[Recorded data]
################

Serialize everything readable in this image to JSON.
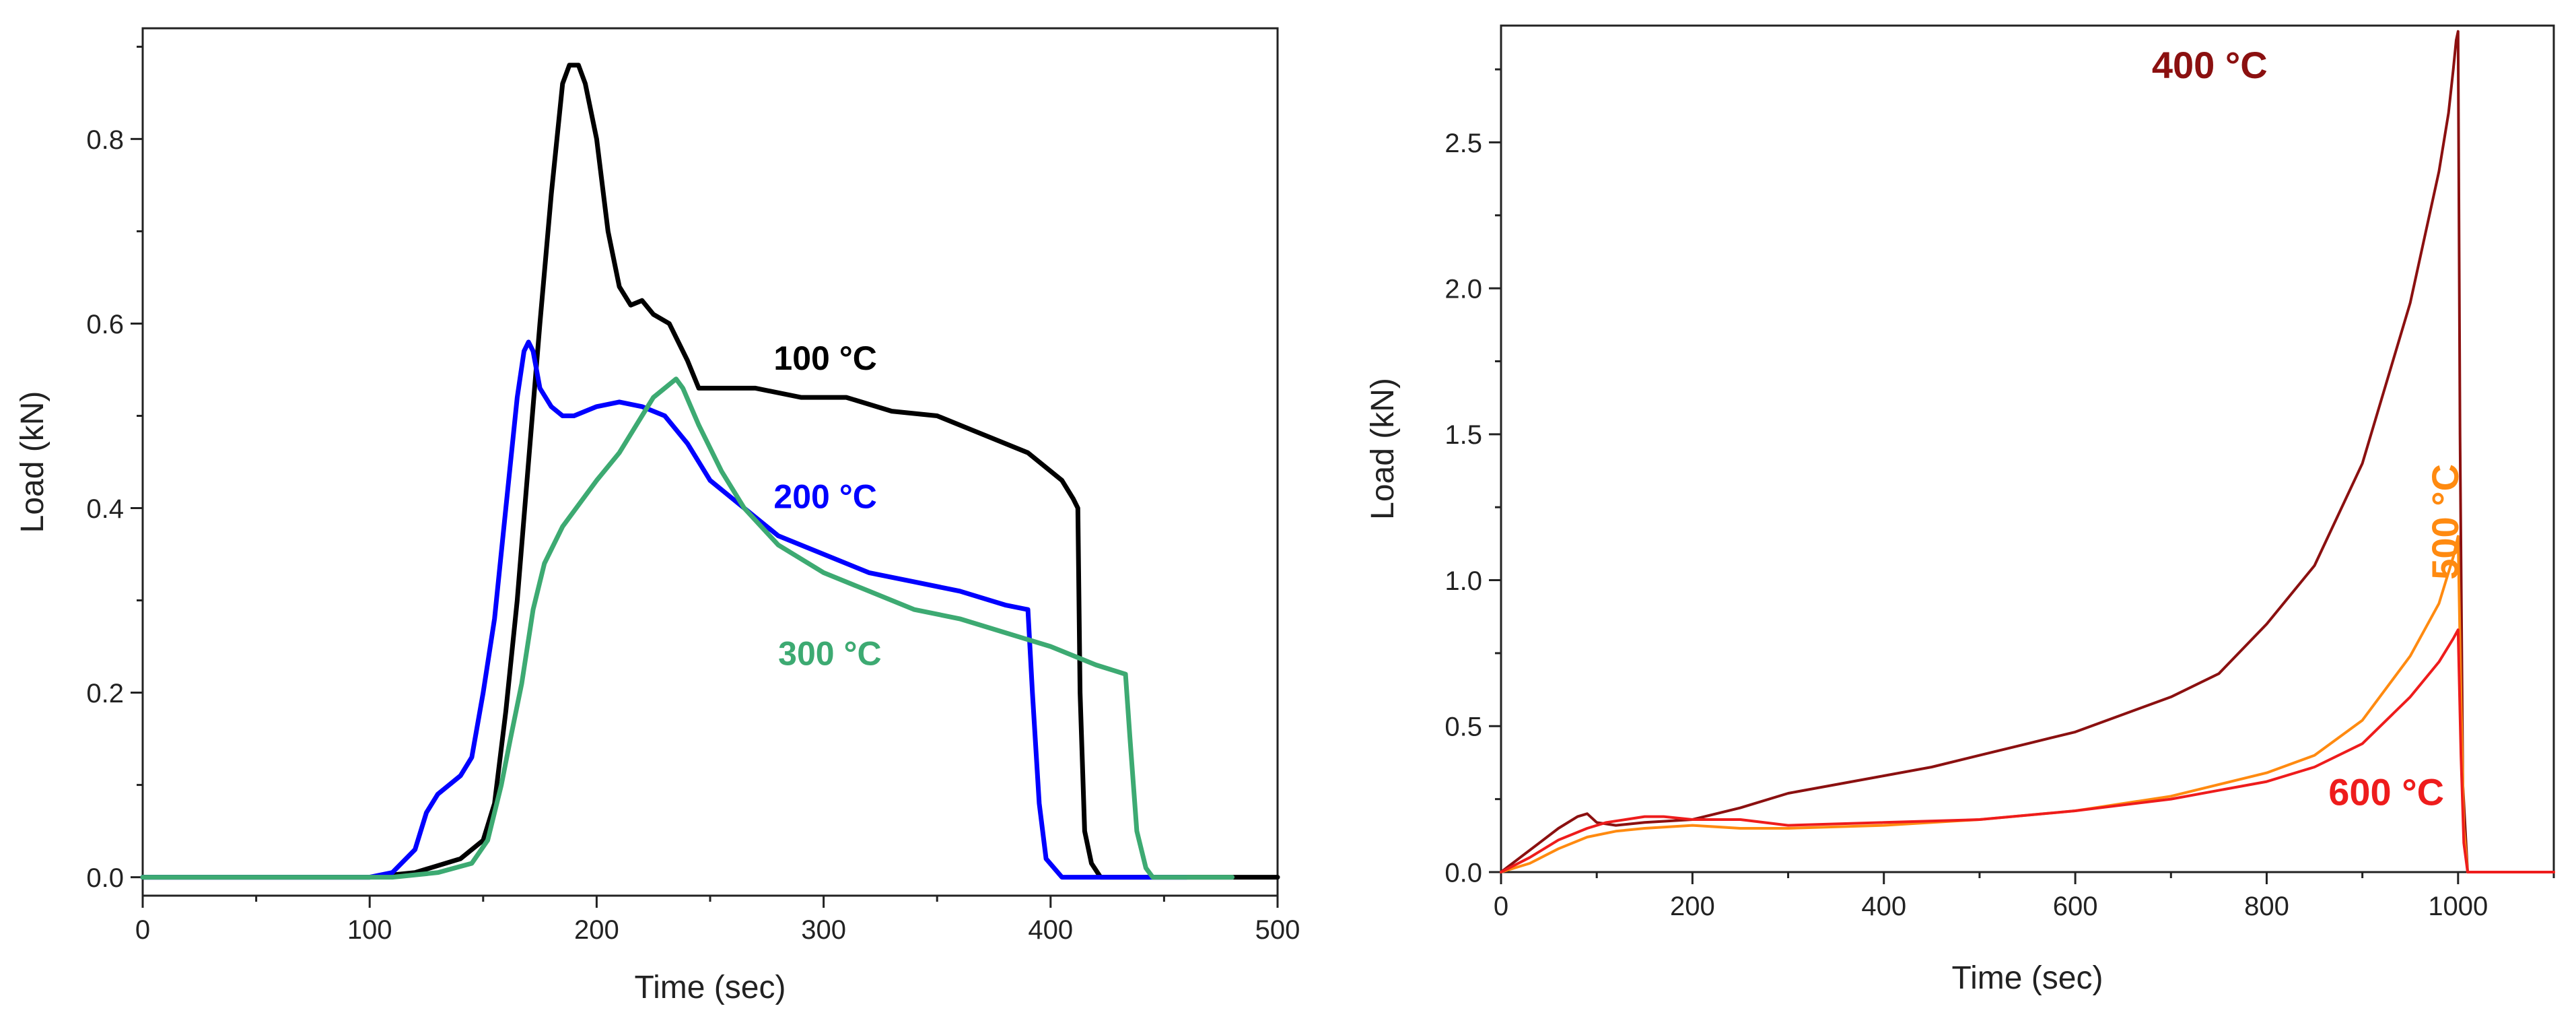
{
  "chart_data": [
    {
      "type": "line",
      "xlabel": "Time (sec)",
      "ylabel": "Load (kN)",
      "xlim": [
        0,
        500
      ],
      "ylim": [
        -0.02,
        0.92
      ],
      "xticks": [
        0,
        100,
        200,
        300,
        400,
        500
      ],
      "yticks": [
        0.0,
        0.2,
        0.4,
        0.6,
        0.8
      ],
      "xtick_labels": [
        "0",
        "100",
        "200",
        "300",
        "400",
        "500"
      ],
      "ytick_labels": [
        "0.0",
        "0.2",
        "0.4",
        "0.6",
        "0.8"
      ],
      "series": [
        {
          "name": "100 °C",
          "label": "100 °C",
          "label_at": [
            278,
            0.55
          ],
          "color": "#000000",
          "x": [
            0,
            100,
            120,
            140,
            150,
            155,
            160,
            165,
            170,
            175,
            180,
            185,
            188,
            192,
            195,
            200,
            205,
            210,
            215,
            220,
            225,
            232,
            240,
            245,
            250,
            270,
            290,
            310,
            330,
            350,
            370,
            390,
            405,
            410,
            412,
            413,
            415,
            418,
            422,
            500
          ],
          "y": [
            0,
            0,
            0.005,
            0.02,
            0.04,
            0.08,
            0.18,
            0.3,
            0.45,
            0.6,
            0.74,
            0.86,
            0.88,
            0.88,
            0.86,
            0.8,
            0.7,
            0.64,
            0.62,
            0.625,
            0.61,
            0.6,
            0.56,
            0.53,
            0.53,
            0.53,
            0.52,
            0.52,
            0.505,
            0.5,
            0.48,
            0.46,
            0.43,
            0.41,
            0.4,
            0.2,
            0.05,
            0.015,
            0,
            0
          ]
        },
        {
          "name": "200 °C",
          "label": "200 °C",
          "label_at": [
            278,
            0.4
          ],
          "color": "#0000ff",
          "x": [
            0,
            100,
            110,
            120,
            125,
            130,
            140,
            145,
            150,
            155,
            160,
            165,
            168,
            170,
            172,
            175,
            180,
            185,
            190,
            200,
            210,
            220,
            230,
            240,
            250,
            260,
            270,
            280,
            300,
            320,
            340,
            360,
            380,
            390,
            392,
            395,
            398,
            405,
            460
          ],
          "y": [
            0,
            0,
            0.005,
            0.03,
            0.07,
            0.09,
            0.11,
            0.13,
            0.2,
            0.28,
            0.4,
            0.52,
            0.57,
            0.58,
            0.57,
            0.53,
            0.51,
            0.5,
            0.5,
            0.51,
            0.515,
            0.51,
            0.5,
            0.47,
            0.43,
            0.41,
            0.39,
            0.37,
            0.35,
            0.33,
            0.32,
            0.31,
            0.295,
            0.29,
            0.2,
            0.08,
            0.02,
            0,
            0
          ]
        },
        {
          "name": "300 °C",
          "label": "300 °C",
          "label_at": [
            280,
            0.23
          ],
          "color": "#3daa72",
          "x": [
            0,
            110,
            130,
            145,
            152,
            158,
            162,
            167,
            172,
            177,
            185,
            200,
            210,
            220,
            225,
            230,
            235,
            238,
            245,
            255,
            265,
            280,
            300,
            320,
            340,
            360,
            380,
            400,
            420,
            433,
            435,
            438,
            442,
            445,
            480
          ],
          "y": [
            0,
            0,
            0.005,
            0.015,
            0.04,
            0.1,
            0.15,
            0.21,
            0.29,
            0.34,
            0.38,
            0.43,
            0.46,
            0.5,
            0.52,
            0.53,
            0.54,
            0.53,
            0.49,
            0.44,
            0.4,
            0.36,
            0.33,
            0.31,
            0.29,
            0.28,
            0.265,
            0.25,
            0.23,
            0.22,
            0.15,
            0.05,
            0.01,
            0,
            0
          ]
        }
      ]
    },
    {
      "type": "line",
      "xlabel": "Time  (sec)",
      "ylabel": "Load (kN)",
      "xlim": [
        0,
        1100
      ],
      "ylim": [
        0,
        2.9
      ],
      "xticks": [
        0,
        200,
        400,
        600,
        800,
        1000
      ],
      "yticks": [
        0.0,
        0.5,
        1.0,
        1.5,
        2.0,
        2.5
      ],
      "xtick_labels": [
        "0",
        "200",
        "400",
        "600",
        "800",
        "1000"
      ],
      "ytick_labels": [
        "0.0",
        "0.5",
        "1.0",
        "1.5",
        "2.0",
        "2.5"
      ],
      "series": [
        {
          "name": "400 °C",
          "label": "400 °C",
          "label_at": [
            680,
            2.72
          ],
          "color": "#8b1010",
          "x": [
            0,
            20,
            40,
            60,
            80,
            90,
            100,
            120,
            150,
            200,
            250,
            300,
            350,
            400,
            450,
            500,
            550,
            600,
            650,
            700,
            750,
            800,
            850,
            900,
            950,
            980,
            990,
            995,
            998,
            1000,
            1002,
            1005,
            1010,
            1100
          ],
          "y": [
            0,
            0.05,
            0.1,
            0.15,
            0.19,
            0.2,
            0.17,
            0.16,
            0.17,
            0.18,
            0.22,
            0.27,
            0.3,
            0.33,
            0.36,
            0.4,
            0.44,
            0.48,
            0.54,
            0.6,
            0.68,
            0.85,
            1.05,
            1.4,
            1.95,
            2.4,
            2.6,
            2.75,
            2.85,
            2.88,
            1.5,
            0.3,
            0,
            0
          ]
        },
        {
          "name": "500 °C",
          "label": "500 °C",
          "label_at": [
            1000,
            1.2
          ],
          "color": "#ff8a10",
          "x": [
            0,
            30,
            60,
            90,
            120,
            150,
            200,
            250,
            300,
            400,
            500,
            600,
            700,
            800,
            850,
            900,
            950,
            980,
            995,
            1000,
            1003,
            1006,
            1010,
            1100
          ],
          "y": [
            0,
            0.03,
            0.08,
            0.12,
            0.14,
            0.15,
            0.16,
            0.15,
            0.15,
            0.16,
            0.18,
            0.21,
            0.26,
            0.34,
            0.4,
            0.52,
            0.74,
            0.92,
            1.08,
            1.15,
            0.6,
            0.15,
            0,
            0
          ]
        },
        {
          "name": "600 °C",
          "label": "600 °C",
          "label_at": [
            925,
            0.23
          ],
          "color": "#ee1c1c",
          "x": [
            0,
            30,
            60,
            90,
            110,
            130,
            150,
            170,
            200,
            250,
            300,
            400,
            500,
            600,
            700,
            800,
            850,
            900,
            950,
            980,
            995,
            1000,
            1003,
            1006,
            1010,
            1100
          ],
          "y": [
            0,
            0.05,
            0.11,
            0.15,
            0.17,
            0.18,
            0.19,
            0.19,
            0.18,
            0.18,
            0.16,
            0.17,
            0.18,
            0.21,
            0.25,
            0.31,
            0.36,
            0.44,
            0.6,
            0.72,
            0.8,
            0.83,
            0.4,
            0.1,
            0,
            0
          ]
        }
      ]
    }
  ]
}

################

* [Task to carry out]:
Omit every picture, then reproduce the rest of the listing exactly.

* [Result]:
Serialize everything readable in this image to JSON.
{
  "chart_data": [
    {
      "type": "line",
      "xlabel": "Time (sec)",
      "ylabel": "Load (kN)",
      "xlim": [
        0,
        500
      ],
      "ylim": [
        -0.02,
        0.92
      ],
      "xticks": [
        0,
        100,
        200,
        300,
        400,
        500
      ],
      "yticks": [
        0.0,
        0.2,
        0.4,
        0.6,
        0.8
      ],
      "xtick_labels": [
        "0",
        "100",
        "200",
        "300",
        "400",
        "500"
      ],
      "ytick_labels": [
        "0.0",
        "0.2",
        "0.4",
        "0.6",
        "0.8"
      ],
      "series": [
        {
          "name": "100 °C",
          "label": "100 °C",
          "label_at": [
            278,
            0.55
          ],
          "color": "#000000",
          "x": [
            0,
            100,
            120,
            140,
            150,
            155,
            160,
            165,
            170,
            175,
            180,
            185,
            188,
            192,
            195,
            200,
            205,
            210,
            215,
            220,
            225,
            232,
            240,
            245,
            250,
            270,
            290,
            310,
            330,
            350,
            370,
            390,
            405,
            410,
            412,
            413,
            415,
            418,
            422,
            500
          ],
          "y": [
            0,
            0,
            0.005,
            0.02,
            0.04,
            0.08,
            0.18,
            0.3,
            0.45,
            0.6,
            0.74,
            0.86,
            0.88,
            0.88,
            0.86,
            0.8,
            0.7,
            0.64,
            0.62,
            0.625,
            0.61,
            0.6,
            0.56,
            0.53,
            0.53,
            0.53,
            0.52,
            0.52,
            0.505,
            0.5,
            0.48,
            0.46,
            0.43,
            0.41,
            0.4,
            0.2,
            0.05,
            0.015,
            0,
            0
          ]
        },
        {
          "name": "200 °C",
          "label": "200 °C",
          "label_at": [
            278,
            0.4
          ],
          "color": "#0000ff",
          "x": [
            0,
            100,
            110,
            120,
            125,
            130,
            140,
            145,
            150,
            155,
            160,
            165,
            168,
            170,
            172,
            175,
            180,
            185,
            190,
            200,
            210,
            220,
            230,
            240,
            250,
            260,
            270,
            280,
            300,
            320,
            340,
            360,
            380,
            390,
            392,
            395,
            398,
            405,
            460
          ],
          "y": [
            0,
            0,
            0.005,
            0.03,
            0.07,
            0.09,
            0.11,
            0.13,
            0.2,
            0.28,
            0.4,
            0.52,
            0.57,
            0.58,
            0.57,
            0.53,
            0.51,
            0.5,
            0.5,
            0.51,
            0.515,
            0.51,
            0.5,
            0.47,
            0.43,
            0.41,
            0.39,
            0.37,
            0.35,
            0.33,
            0.32,
            0.31,
            0.295,
            0.29,
            0.2,
            0.08,
            0.02,
            0,
            0
          ]
        },
        {
          "name": "300 °C",
          "label": "300 °C",
          "label_at": [
            280,
            0.23
          ],
          "color": "#3daa72",
          "x": [
            0,
            110,
            130,
            145,
            152,
            158,
            162,
            167,
            172,
            177,
            185,
            200,
            210,
            220,
            225,
            230,
            235,
            238,
            245,
            255,
            265,
            280,
            300,
            320,
            340,
            360,
            380,
            400,
            420,
            433,
            435,
            438,
            442,
            445,
            480
          ],
          "y": [
            0,
            0,
            0.005,
            0.015,
            0.04,
            0.1,
            0.15,
            0.21,
            0.29,
            0.34,
            0.38,
            0.43,
            0.46,
            0.5,
            0.52,
            0.53,
            0.54,
            0.53,
            0.49,
            0.44,
            0.4,
            0.36,
            0.33,
            0.31,
            0.29,
            0.28,
            0.265,
            0.25,
            0.23,
            0.22,
            0.15,
            0.05,
            0.01,
            0,
            0
          ]
        }
      ]
    },
    {
      "type": "line",
      "xlabel": "Time  (sec)",
      "ylabel": "Load (kN)",
      "xlim": [
        0,
        1100
      ],
      "ylim": [
        0,
        2.9
      ],
      "xticks": [
        0,
        200,
        400,
        600,
        800,
        1000
      ],
      "yticks": [
        0.0,
        0.5,
        1.0,
        1.5,
        2.0,
        2.5
      ],
      "xtick_labels": [
        "0",
        "200",
        "400",
        "600",
        "800",
        "1000"
      ],
      "ytick_labels": [
        "0.0",
        "0.5",
        "1.0",
        "1.5",
        "2.0",
        "2.5"
      ],
      "series": [
        {
          "name": "400 °C",
          "label": "400 °C",
          "label_at": [
            680,
            2.72
          ],
          "color": "#8b1010",
          "x": [
            0,
            20,
            40,
            60,
            80,
            90,
            100,
            120,
            150,
            200,
            250,
            300,
            350,
            400,
            450,
            500,
            550,
            600,
            650,
            700,
            750,
            800,
            850,
            900,
            950,
            980,
            990,
            995,
            998,
            1000,
            1002,
            1005,
            1010,
            1100
          ],
          "y": [
            0,
            0.05,
            0.1,
            0.15,
            0.19,
            0.2,
            0.17,
            0.16,
            0.17,
            0.18,
            0.22,
            0.27,
            0.3,
            0.33,
            0.36,
            0.4,
            0.44,
            0.48,
            0.54,
            0.6,
            0.68,
            0.85,
            1.05,
            1.4,
            1.95,
            2.4,
            2.6,
            2.75,
            2.85,
            2.88,
            1.5,
            0.3,
            0,
            0
          ]
        },
        {
          "name": "500 °C",
          "label": "500 °C",
          "label_at": [
            1000,
            1.2
          ],
          "color": "#ff8a10",
          "x": [
            0,
            30,
            60,
            90,
            120,
            150,
            200,
            250,
            300,
            400,
            500,
            600,
            700,
            800,
            850,
            900,
            950,
            980,
            995,
            1000,
            1003,
            1006,
            1010,
            1100
          ],
          "y": [
            0,
            0.03,
            0.08,
            0.12,
            0.14,
            0.15,
            0.16,
            0.15,
            0.15,
            0.16,
            0.18,
            0.21,
            0.26,
            0.34,
            0.4,
            0.52,
            0.74,
            0.92,
            1.08,
            1.15,
            0.6,
            0.15,
            0,
            0
          ]
        },
        {
          "name": "600 °C",
          "label": "600 °C",
          "label_at": [
            925,
            0.23
          ],
          "color": "#ee1c1c",
          "x": [
            0,
            30,
            60,
            90,
            110,
            130,
            150,
            170,
            200,
            250,
            300,
            400,
            500,
            600,
            700,
            800,
            850,
            900,
            950,
            980,
            995,
            1000,
            1003,
            1006,
            1010,
            1100
          ],
          "y": [
            0,
            0.05,
            0.11,
            0.15,
            0.17,
            0.18,
            0.19,
            0.19,
            0.18,
            0.18,
            0.16,
            0.17,
            0.18,
            0.21,
            0.25,
            0.31,
            0.36,
            0.44,
            0.6,
            0.72,
            0.8,
            0.83,
            0.4,
            0.1,
            0,
            0
          ]
        }
      ]
    }
  ]
}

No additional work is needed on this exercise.